— Start of INPUT RECORDS —

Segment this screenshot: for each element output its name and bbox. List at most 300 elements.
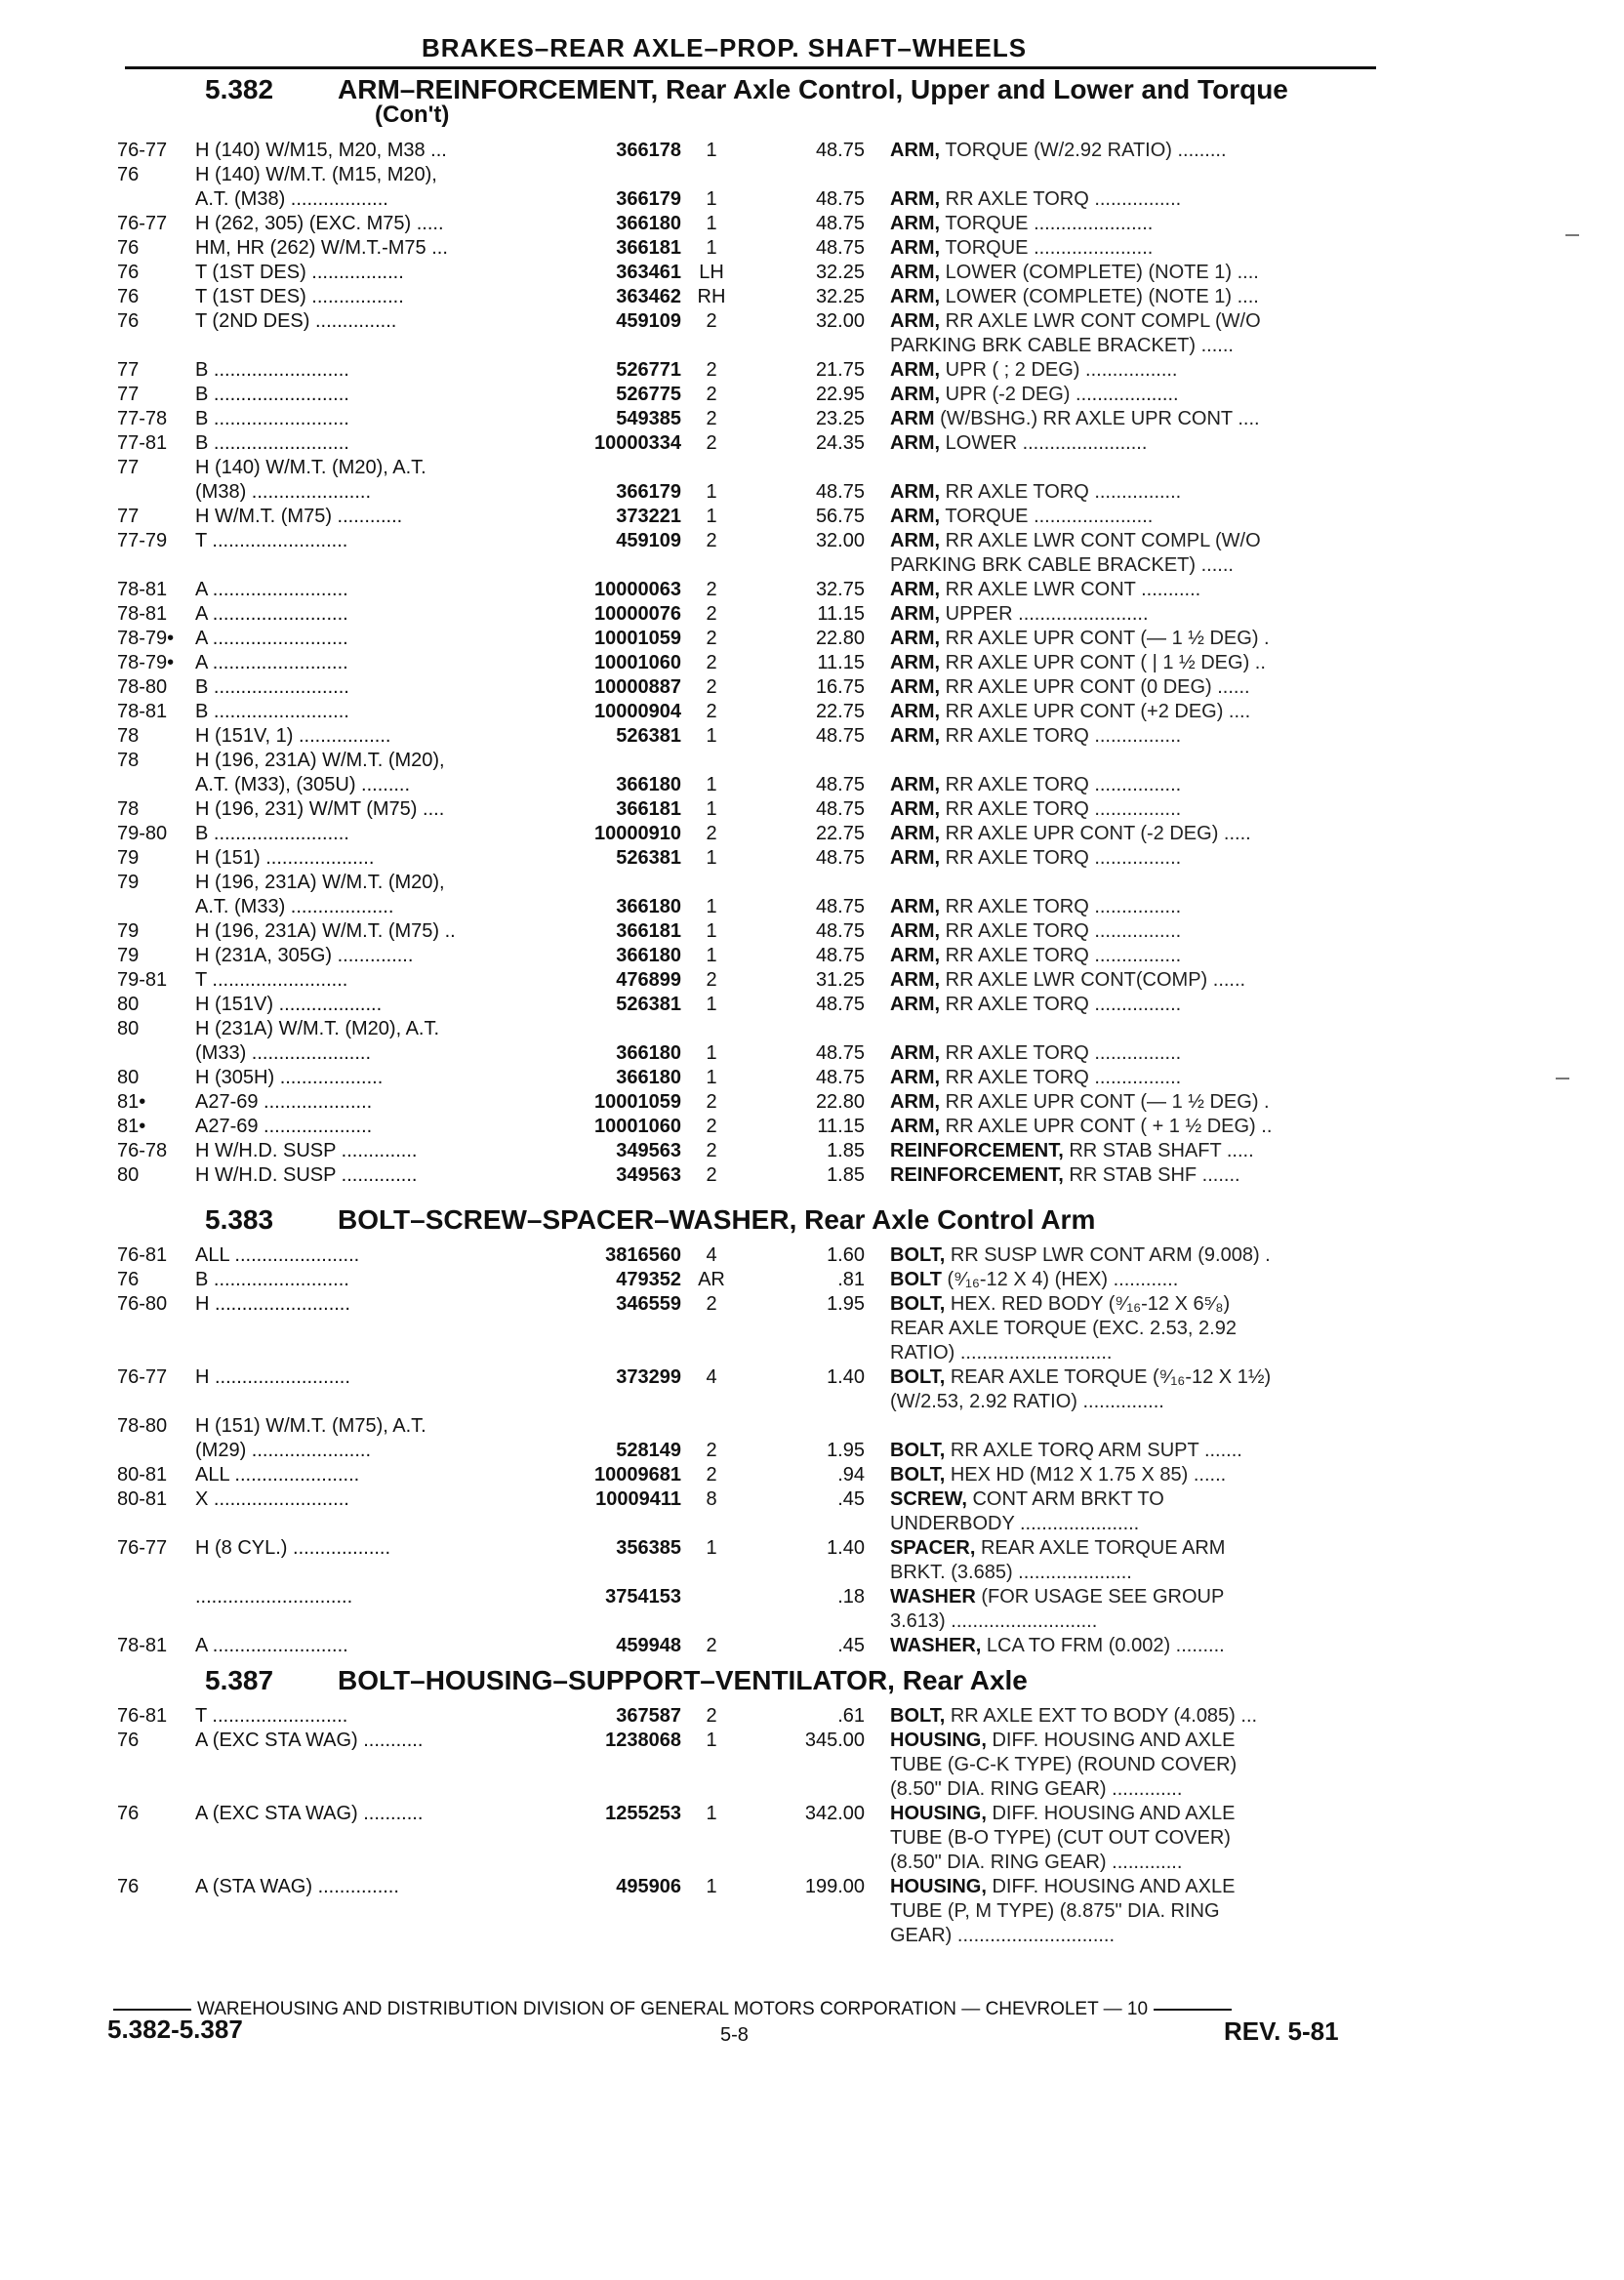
footer-division: WAREHOUSING AND DISTRIBUTION DIVISION OF GENERAL MOTORS CORPORATION — CHEVROLET — 10 (197, 1999, 1149, 2019)
row-application: A.T. (M33), (305U) ......... (195, 774, 411, 795)
row-quantity: 1 (706, 1876, 717, 1897)
row-description-rest: RR AXLE TORQ ................ (945, 896, 1182, 917)
margin-mark (1565, 234, 1579, 236)
row-part-number: 349563 (616, 1164, 681, 1186)
row-description-rest: PARKING BRK CABLE BRACKET) ...... (890, 554, 1234, 576)
row-description (890, 187, 1368, 211)
row-application: H (151) .................... (195, 847, 375, 869)
row-price: 48.75 (815, 847, 865, 869)
row-description-lead: ARM, (890, 1091, 941, 1113)
row-year: 78-81 (117, 603, 168, 625)
row-year: 76-77 (117, 1537, 168, 1559)
row-description-rest: UPR (-2 DEG) ................... (945, 384, 1179, 405)
row-description-rest: RR SUSP LWR CONT ARM (9.008) . (950, 1244, 1271, 1266)
row-part-number: 459948 (616, 1635, 681, 1656)
row-part-number: 356385 (616, 1537, 681, 1559)
row-part-number: 10001059 (594, 1091, 681, 1113)
part-row (0, 480, 1624, 505)
row-description-lead: WASHER, (890, 1635, 982, 1656)
row-year: 77-81 (117, 432, 168, 454)
row-part-number: 495906 (616, 1876, 681, 1897)
row-description (890, 846, 1368, 870)
row-description-rest: RR AXLE LWR CONT ........... (945, 579, 1201, 600)
row-part-number: 366181 (616, 920, 681, 942)
row-price: .45 (837, 1635, 865, 1656)
row-quantity: 2 (706, 1116, 717, 1137)
row-description-rest: RR AXLE TORQ ................ (945, 798, 1182, 820)
part-row (0, 505, 1624, 529)
row-part-number: 526775 (616, 384, 681, 405)
section-number: 5.383 (205, 1204, 274, 1235)
row-description-lead: ARM, (890, 481, 941, 503)
row-description-rest: RR AXLE TORQ ................ (945, 188, 1182, 210)
row-description-lead: ARM, (890, 432, 941, 454)
part-row (0, 1163, 1624, 1188)
row-price: 1.85 (827, 1140, 865, 1161)
row-part-number: 10000887 (594, 676, 681, 698)
row-year: 78 (117, 798, 140, 820)
part-row (0, 1851, 1624, 1875)
row-description-rest: LOWER (COMPLETE) (NOTE 1) .... (945, 286, 1259, 307)
row-quantity: 1 (706, 994, 717, 1015)
part-row (0, 919, 1624, 944)
part-row (0, 1802, 1624, 1826)
row-quantity: 2 (706, 1635, 717, 1656)
row-year: 79 (117, 872, 140, 893)
row-quantity: 1 (706, 1803, 717, 1824)
part-row (0, 1139, 1624, 1163)
row-price: 1.85 (827, 1164, 865, 1186)
row-application: H (231A, 305G) .............. (195, 945, 414, 966)
row-description (890, 212, 1368, 235)
part-row (0, 1090, 1624, 1115)
row-part-number: 366178 (616, 140, 681, 161)
margin-mark (1556, 1078, 1569, 1079)
row-application: H (151V, 1) ................. (195, 725, 391, 747)
row-price: 56.75 (815, 506, 865, 527)
row-application: B ......................... (195, 432, 349, 454)
row-price: 32.00 (815, 530, 865, 551)
part-row (0, 285, 1624, 309)
row-part-number: 373221 (616, 506, 681, 527)
row-description-lead: ARM, (890, 628, 941, 649)
row-description-lead: ARM, (890, 1042, 941, 1064)
row-quantity: 1 (706, 188, 717, 210)
row-price: 23.25 (815, 408, 865, 429)
row-year: 80 (117, 1164, 140, 1186)
row-quantity: 2 (706, 969, 717, 991)
row-description-lead: ARM, (890, 359, 941, 381)
row-part-number: 1238068 (605, 1730, 681, 1751)
row-description (890, 1899, 1368, 1923)
row-price: 11.15 (817, 603, 865, 625)
row-description (890, 358, 1368, 382)
row-price: 24.35 (815, 432, 865, 454)
row-description (890, 1439, 1368, 1462)
part-row (0, 1753, 1624, 1777)
row-year: 78 (117, 750, 140, 771)
row-quantity: 1 (706, 945, 717, 966)
row-description (890, 1090, 1368, 1114)
row-quantity: 1 (706, 213, 717, 234)
row-part-number: 10001059 (594, 628, 681, 649)
row-description (890, 1292, 1368, 1316)
row-description-lead: SPACER, (890, 1537, 976, 1559)
row-application: B ......................... (195, 408, 349, 429)
row-price: .18 (837, 1586, 865, 1608)
row-description-lead: ARM, (890, 798, 941, 820)
row-description-lead: WASHER (890, 1586, 976, 1608)
row-price: 1.40 (827, 1537, 865, 1559)
row-part-number: 349563 (616, 1140, 681, 1161)
part-row (0, 1414, 1624, 1439)
row-description (890, 261, 1368, 284)
row-description (890, 407, 1368, 430)
row-part-number: 10001060 (594, 652, 681, 673)
row-price: 1.95 (827, 1293, 865, 1315)
row-year: 79 (117, 945, 140, 966)
row-description-rest: (FOR USAGE SEE GROUP (981, 1586, 1225, 1608)
footer-page-number: 5-8 (720, 2024, 749, 2046)
row-quantity: 4 (706, 1244, 717, 1266)
row-description (890, 993, 1368, 1016)
row-application: HM, HR (262) W/M.T.-M75 ... (195, 237, 448, 259)
row-description (890, 1826, 1368, 1850)
row-description-lead: ARM, (890, 603, 941, 625)
footer-revision: REV. 5-81 (1224, 2016, 1339, 2046)
row-application: (M33) ...................... (195, 1042, 372, 1064)
part-row (0, 846, 1624, 871)
row-quantity: 1 (706, 1730, 717, 1751)
row-price: 22.75 (815, 701, 865, 722)
row-price: 11.15 (817, 1116, 865, 1137)
footer-rule-left (113, 2009, 191, 2011)
row-application: H ......................... (195, 1366, 350, 1388)
part-row (0, 602, 1624, 627)
row-description (890, 309, 1368, 333)
part-row (0, 675, 1624, 700)
section-title-subtitle: Rear Axle (902, 1665, 1028, 1695)
row-application: T ......................... (195, 1705, 348, 1727)
row-description (890, 675, 1368, 699)
row-description (890, 724, 1368, 748)
row-description-lead: SCREW, (890, 1488, 967, 1510)
row-description-lead: ARM (890, 408, 935, 429)
row-quantity: 1 (706, 774, 717, 795)
header-rule (125, 66, 1376, 69)
row-price: 48.75 (815, 237, 865, 259)
row-price: 199.00 (804, 1876, 865, 1897)
part-row (0, 187, 1624, 212)
row-application: H (196, 231A) W/M.T. (M20), (195, 750, 445, 771)
row-quantity: 2 (706, 701, 717, 722)
row-application: T (1ST DES) ................. (195, 262, 404, 283)
row-description-rest: RR AXLE TORQ ................ (945, 725, 1182, 747)
row-year: 77 (117, 384, 140, 405)
part-row (0, 871, 1624, 895)
part-row (0, 1899, 1624, 1924)
row-description-rest: RR AXLE TORQ ................ (945, 481, 1182, 503)
row-year: 77 (117, 359, 140, 381)
row-application: T (1ST DES) ................. (195, 286, 404, 307)
part-row (0, 1561, 1624, 1585)
row-quantity: 1 (706, 140, 717, 161)
row-part-number: 528149 (616, 1440, 681, 1461)
row-quantity: 2 (706, 408, 717, 429)
part-row (0, 1826, 1624, 1851)
row-description (890, 236, 1368, 260)
row-description-lead: ARM, (890, 237, 941, 259)
part-row (0, 529, 1624, 553)
row-part-number: 366180 (616, 1042, 681, 1064)
row-description (890, 1561, 1368, 1584)
row-application: H (151) W/M.T. (M75), A.T. (195, 1415, 426, 1437)
part-row (0, 651, 1624, 675)
row-price: 48.75 (815, 1042, 865, 1064)
row-application: A ......................... (195, 628, 348, 649)
row-year: 76 (117, 1730, 140, 1751)
row-description (890, 553, 1368, 577)
row-quantity: 2 (706, 823, 717, 844)
row-year: 78-81 (117, 701, 168, 722)
row-application: A (STA WAG) ............... (195, 1876, 399, 1897)
row-description-rest: HEX HD (M12 X 1.75 X 85) ...... (950, 1464, 1227, 1486)
row-quantity: 1 (706, 896, 717, 917)
row-description-lead: ARM, (890, 579, 941, 600)
part-row (0, 1924, 1624, 1948)
row-part-number: 3816560 (605, 1244, 681, 1266)
row-description (890, 1753, 1368, 1776)
row-description (890, 1041, 1368, 1065)
row-year: 78 (117, 725, 140, 747)
row-description (890, 1875, 1368, 1898)
row-quantity: 2 (706, 676, 717, 698)
row-part-number: 367587 (616, 1705, 681, 1727)
row-description-rest: 3.613) ........................... (890, 1610, 1098, 1632)
row-description (890, 944, 1368, 967)
row-price: 22.75 (815, 823, 865, 844)
row-description-lead: ARM, (890, 530, 941, 551)
row-description-lead: HOUSING, (890, 1876, 987, 1897)
row-application: H W/M.T. (M75) ............ (195, 506, 403, 527)
section-heading (338, 1204, 1095, 1236)
row-description (890, 1634, 1368, 1657)
row-description-rest: TORQUE ...................... (945, 213, 1154, 234)
part-row (0, 334, 1624, 358)
row-year: 79 (117, 847, 140, 869)
part-row (0, 1243, 1624, 1268)
row-quantity: 2 (706, 530, 717, 551)
part-row (0, 358, 1624, 383)
row-year: 79 (117, 920, 140, 942)
row-description (890, 285, 1368, 308)
row-description (890, 1115, 1368, 1138)
row-price: 32.25 (815, 286, 865, 307)
row-part-number: 366181 (616, 237, 681, 259)
row-application: A ......................... (195, 603, 348, 625)
row-application: A (EXC STA WAG) ........... (195, 1730, 424, 1751)
part-row (0, 1292, 1624, 1317)
row-description-rest: GEAR) ............................. (890, 1925, 1116, 1946)
row-quantity: 2 (706, 310, 717, 332)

— End of INPUT RECORDS —

• WHAT YOU WILL DO: Copy out the listing lines that start at the one containing "footer-division: WAREHOUSING AND" and end at the one containing "row-description (890, 187, 1368, 211)", both included.

• SOLUTION:
footer-division: WAREHOUSING AND DISTRIBUTION DIVISION OF GENERAL MOTORS CORPORATION — CHEVROLET — 10 (197, 1999, 1149, 2019)
row-application: A.T. (M33), (305U) ......... (195, 774, 411, 795)
row-quantity: 1 (706, 1876, 717, 1897)
row-description-rest: RR AXLE TORQ ................ (945, 896, 1182, 917)
margin-mark (1565, 234, 1579, 236)
row-part-number: 349563 (616, 1164, 681, 1186)
row-description-rest: PARKING BRK CABLE BRACKET) ...... (890, 554, 1234, 576)
row-description (890, 187, 1368, 211)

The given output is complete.